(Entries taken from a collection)
--------------------------------------------------

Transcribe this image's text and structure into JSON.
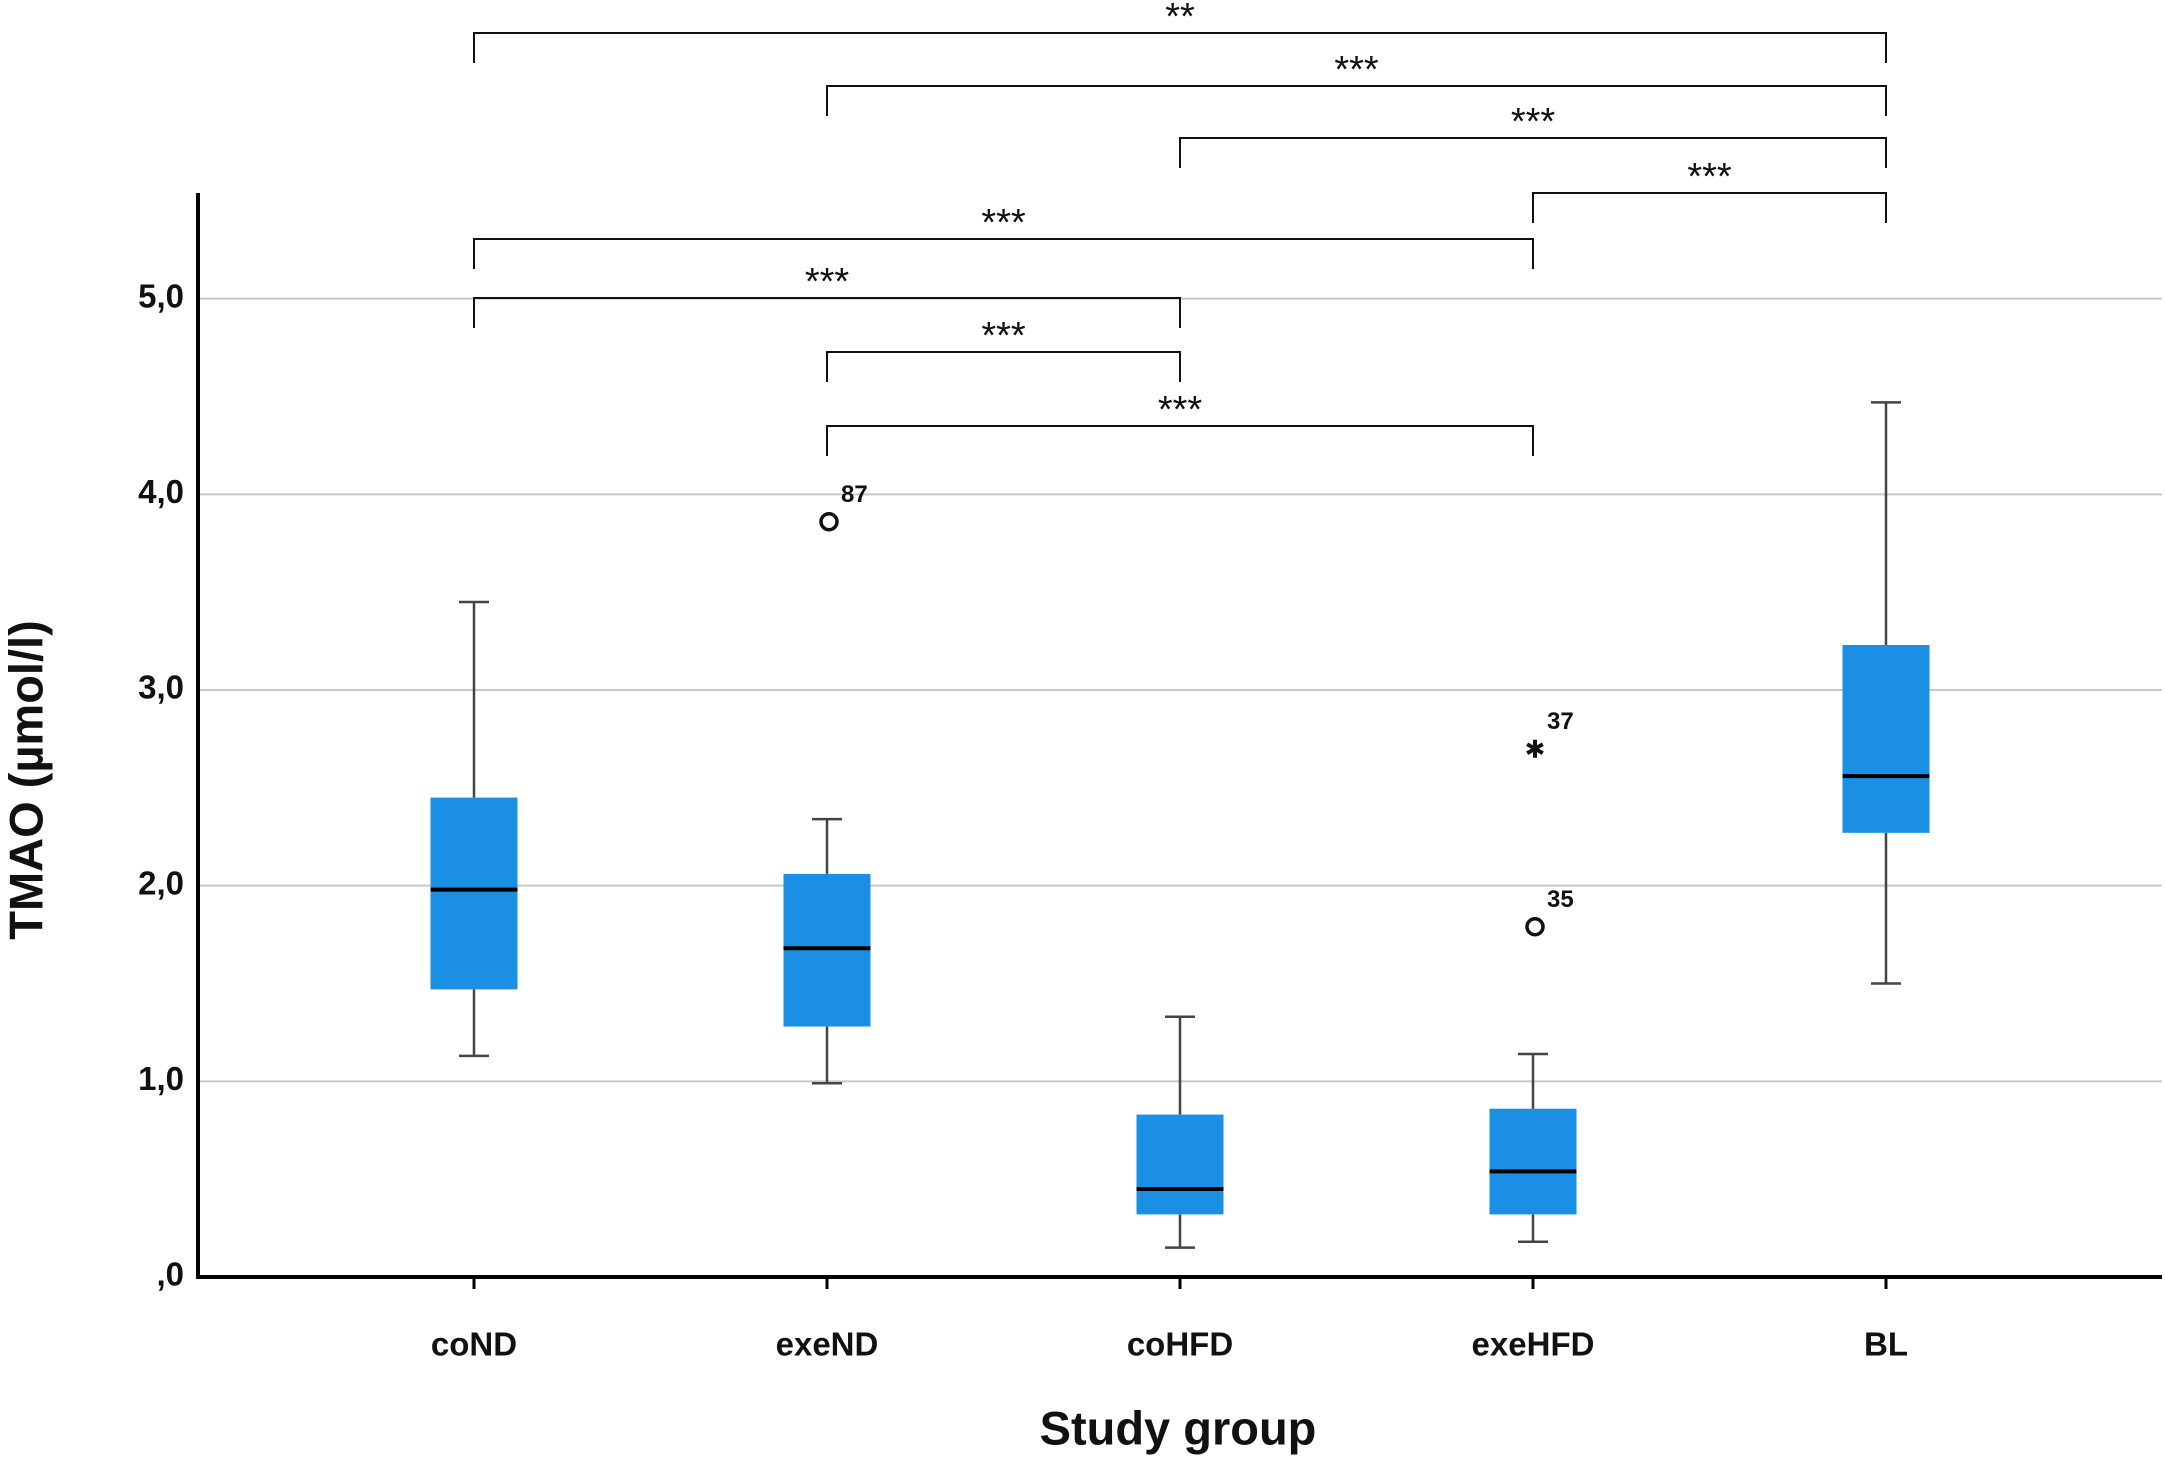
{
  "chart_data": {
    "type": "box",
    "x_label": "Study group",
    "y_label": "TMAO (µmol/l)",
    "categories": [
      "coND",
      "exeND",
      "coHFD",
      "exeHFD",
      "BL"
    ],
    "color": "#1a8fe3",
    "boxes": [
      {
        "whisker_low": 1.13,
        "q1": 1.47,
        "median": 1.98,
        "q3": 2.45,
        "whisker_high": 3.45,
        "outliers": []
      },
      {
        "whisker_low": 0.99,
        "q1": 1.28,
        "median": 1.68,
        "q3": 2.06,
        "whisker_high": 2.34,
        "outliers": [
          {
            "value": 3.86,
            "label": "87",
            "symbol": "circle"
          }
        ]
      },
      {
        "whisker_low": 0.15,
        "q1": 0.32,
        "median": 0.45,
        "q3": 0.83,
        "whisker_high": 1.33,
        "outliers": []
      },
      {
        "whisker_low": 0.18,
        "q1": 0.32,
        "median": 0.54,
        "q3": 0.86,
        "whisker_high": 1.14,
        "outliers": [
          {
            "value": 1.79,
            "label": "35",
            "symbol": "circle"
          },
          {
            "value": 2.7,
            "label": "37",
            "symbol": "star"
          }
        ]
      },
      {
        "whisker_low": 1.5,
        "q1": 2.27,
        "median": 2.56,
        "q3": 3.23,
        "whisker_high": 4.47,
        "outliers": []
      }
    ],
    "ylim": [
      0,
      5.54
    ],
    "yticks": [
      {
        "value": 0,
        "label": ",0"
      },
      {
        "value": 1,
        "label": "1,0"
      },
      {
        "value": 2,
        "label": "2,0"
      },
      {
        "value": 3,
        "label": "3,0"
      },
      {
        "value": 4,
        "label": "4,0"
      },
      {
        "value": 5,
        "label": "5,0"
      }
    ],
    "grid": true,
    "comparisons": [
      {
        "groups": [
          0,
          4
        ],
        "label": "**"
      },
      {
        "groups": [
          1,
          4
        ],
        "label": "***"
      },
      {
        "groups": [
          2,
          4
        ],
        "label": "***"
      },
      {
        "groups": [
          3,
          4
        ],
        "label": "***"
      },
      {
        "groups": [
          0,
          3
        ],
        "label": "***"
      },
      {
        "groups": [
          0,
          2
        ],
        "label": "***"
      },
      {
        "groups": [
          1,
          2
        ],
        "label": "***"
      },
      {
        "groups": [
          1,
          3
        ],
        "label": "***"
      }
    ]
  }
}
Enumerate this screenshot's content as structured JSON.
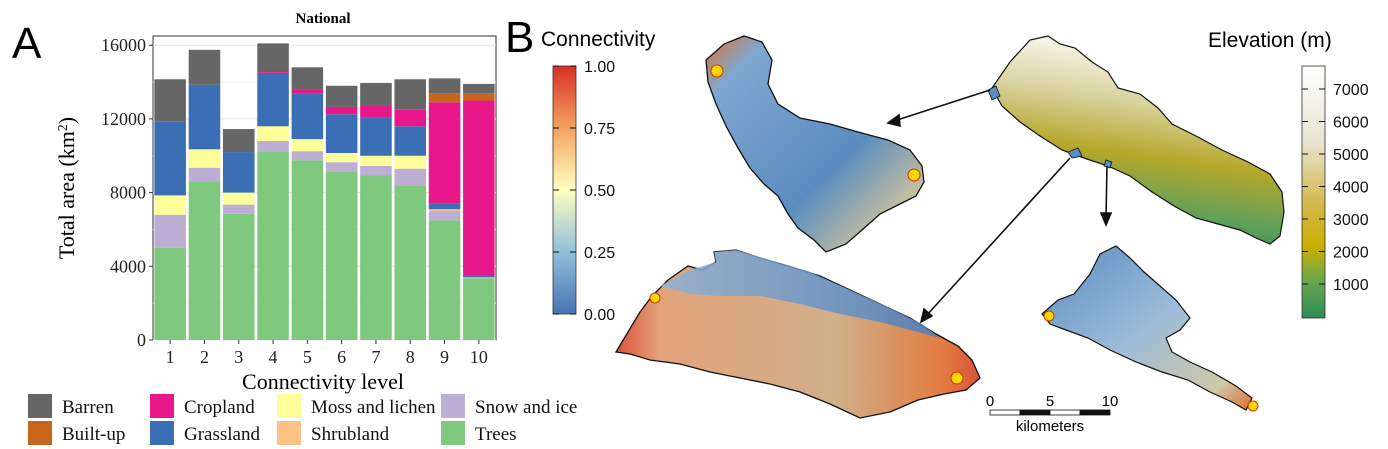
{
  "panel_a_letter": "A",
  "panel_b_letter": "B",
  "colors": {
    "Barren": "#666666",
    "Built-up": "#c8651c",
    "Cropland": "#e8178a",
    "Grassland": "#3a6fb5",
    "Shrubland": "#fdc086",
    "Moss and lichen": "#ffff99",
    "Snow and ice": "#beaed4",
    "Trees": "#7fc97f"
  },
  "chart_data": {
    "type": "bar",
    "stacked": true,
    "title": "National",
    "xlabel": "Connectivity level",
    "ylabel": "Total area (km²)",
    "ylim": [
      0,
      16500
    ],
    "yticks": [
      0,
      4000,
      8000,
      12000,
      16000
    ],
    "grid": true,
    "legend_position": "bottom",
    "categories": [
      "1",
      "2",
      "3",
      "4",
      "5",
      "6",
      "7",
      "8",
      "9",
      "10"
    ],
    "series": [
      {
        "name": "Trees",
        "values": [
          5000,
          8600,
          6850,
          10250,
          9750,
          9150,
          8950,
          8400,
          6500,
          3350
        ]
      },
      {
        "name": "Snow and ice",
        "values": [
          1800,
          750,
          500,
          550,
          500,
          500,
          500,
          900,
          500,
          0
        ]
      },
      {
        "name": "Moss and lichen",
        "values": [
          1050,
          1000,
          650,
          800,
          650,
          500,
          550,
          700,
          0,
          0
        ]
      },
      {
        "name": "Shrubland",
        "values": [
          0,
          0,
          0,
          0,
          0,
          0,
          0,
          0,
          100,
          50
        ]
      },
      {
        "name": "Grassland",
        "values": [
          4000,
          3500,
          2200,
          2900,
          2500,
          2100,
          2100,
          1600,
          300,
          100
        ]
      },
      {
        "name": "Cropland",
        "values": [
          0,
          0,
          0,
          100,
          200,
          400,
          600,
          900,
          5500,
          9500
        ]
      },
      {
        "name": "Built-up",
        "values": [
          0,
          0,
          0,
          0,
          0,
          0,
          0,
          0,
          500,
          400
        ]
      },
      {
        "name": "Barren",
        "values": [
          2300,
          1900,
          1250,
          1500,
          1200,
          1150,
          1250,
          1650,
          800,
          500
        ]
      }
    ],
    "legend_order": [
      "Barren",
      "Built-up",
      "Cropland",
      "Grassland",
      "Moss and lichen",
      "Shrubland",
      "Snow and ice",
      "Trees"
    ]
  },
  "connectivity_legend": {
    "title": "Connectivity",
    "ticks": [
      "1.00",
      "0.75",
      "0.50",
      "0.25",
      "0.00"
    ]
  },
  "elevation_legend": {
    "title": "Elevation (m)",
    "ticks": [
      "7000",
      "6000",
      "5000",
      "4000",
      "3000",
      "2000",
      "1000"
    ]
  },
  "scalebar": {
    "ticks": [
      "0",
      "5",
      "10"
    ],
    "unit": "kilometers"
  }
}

--------------------------------------------------

Instructions for the task:
Write the listing out a second time exactly, dropping all images.

Reply:
Transcribe this image's text and structure into JSON.
{
  "chart_data": {
    "type": "box",
    "x_label": "Study group",
    "y_label": "TMAO (µmol/l)",
    "categories": [
      "coND",
      "exeND",
      "coHFD",
      "exeHFD",
      "BL"
    ],
    "color": "#1a8fe3",
    "boxes": [
      {
        "whisker_low": 1.13,
        "q1": 1.47,
        "median": 1.98,
        "q3": 2.45,
        "whisker_high": 3.45,
        "outliers": []
      },
      {
        "whisker_low": 0.99,
        "q1": 1.28,
        "median": 1.68,
        "q3": 2.06,
        "whisker_high": 2.34,
        "outliers": [
          {
            "value": 3.86,
            "label": "87",
            "symbol": "circle"
          }
        ]
      },
      {
        "whisker_low": 0.15,
        "q1": 0.32,
        "median": 0.45,
        "q3": 0.83,
        "whisker_high": 1.33,
        "outliers": []
      },
      {
        "whisker_low": 0.18,
        "q1": 0.32,
        "median": 0.54,
        "q3": 0.86,
        "whisker_high": 1.14,
        "outliers": [
          {
            "value": 1.79,
            "label": "35",
            "symbol": "circle"
          },
          {
            "value": 2.7,
            "label": "37",
            "symbol": "star"
          }
        ]
      },
      {
        "whisker_low": 1.5,
        "q1": 2.27,
        "median": 2.56,
        "q3": 3.23,
        "whisker_high": 4.47,
        "outliers": []
      }
    ],
    "ylim": [
      0,
      5.54
    ],
    "yticks": [
      {
        "value": 0,
        "label": ",0"
      },
      {
        "value": 1,
        "label": "1,0"
      },
      {
        "value": 2,
        "label": "2,0"
      },
      {
        "value": 3,
        "label": "3,0"
      },
      {
        "value": 4,
        "label": "4,0"
      },
      {
        "value": 5,
        "label": "5,0"
      }
    ],
    "grid": true,
    "comparisons": [
      {
        "groups": [
          0,
          4
        ],
        "label": "**"
      },
      {
        "groups": [
          1,
          4
        ],
        "label": "***"
      },
      {
        "groups": [
          2,
          4
        ],
        "label": "***"
      },
      {
        "groups": [
          3,
          4
        ],
        "label": "***"
      },
      {
        "groups": [
          0,
          3
        ],
        "label": "***"
      },
      {
        "groups": [
          0,
          2
        ],
        "label": "***"
      },
      {
        "groups": [
          1,
          2
        ],
        "label": "***"
      },
      {
        "groups": [
          1,
          3
        ],
        "label": "***"
      }
    ]
  }
}
Enumerate this screenshot's content as structured JSON.
{
  "panel_a_letter": "A",
  "panel_b_letter": "B",
  "colors": {
    "Barren": "#666666",
    "Built-up": "#c8651c",
    "Cropland": "#e8178a",
    "Grassland": "#3a6fb5",
    "Shrubland": "#fdc086",
    "Moss and lichen": "#ffff99",
    "Snow and ice": "#beaed4",
    "Trees": "#7fc97f"
  },
  "chart_data": {
    "type": "bar",
    "stacked": true,
    "title": "National",
    "xlabel": "Connectivity level",
    "ylabel": "Total area (km²)",
    "ylim": [
      0,
      16500
    ],
    "yticks": [
      0,
      4000,
      8000,
      12000,
      16000
    ],
    "grid": true,
    "legend_position": "bottom",
    "categories": [
      "1",
      "2",
      "3",
      "4",
      "5",
      "6",
      "7",
      "8",
      "9",
      "10"
    ],
    "series": [
      {
        "name": "Trees",
        "values": [
          5000,
          8600,
          6850,
          10250,
          9750,
          9150,
          8950,
          8400,
          6500,
          3350
        ]
      },
      {
        "name": "Snow and ice",
        "values": [
          1800,
          750,
          500,
          550,
          500,
          500,
          500,
          900,
          500,
          0
        ]
      },
      {
        "name": "Moss and lichen",
        "values": [
          1050,
          1000,
          650,
          800,
          650,
          500,
          550,
          700,
          0,
          0
        ]
      },
      {
        "name": "Shrubland",
        "values": [
          0,
          0,
          0,
          0,
          0,
          0,
          0,
          0,
          100,
          50
        ]
      },
      {
        "name": "Grassland",
        "values": [
          4000,
          3500,
          2200,
          2900,
          2500,
          2100,
          2100,
          1600,
          300,
          100
        ]
      },
      {
        "name": "Cropland",
        "values": [
          0,
          0,
          0,
          100,
          200,
          400,
          600,
          900,
          5500,
          9500
        ]
      },
      {
        "name": "Built-up",
        "values": [
          0,
          0,
          0,
          0,
          0,
          0,
          0,
          0,
          500,
          400
        ]
      },
      {
        "name": "Barren",
        "values": [
          2300,
          1900,
          1250,
          1500,
          1200,
          1150,
          1250,
          1650,
          800,
          500
        ]
      }
    ],
    "legend_order": [
      "Barren",
      "Built-up",
      "Cropland",
      "Grassland",
      "Moss and lichen",
      "Shrubland",
      "Snow and ice",
      "Trees"
    ]
  },
  "connectivity_legend": {
    "title": "Connectivity",
    "ticks": [
      "1.00",
      "0.75",
      "0.50",
      "0.25",
      "0.00"
    ]
  },
  "elevation_legend": {
    "title": "Elevation (m)",
    "ticks": [
      "7000",
      "6000",
      "5000",
      "4000",
      "3000",
      "2000",
      "1000"
    ]
  },
  "scalebar": {
    "ticks": [
      "0",
      "5",
      "10"
    ],
    "unit": "kilometers"
  }
}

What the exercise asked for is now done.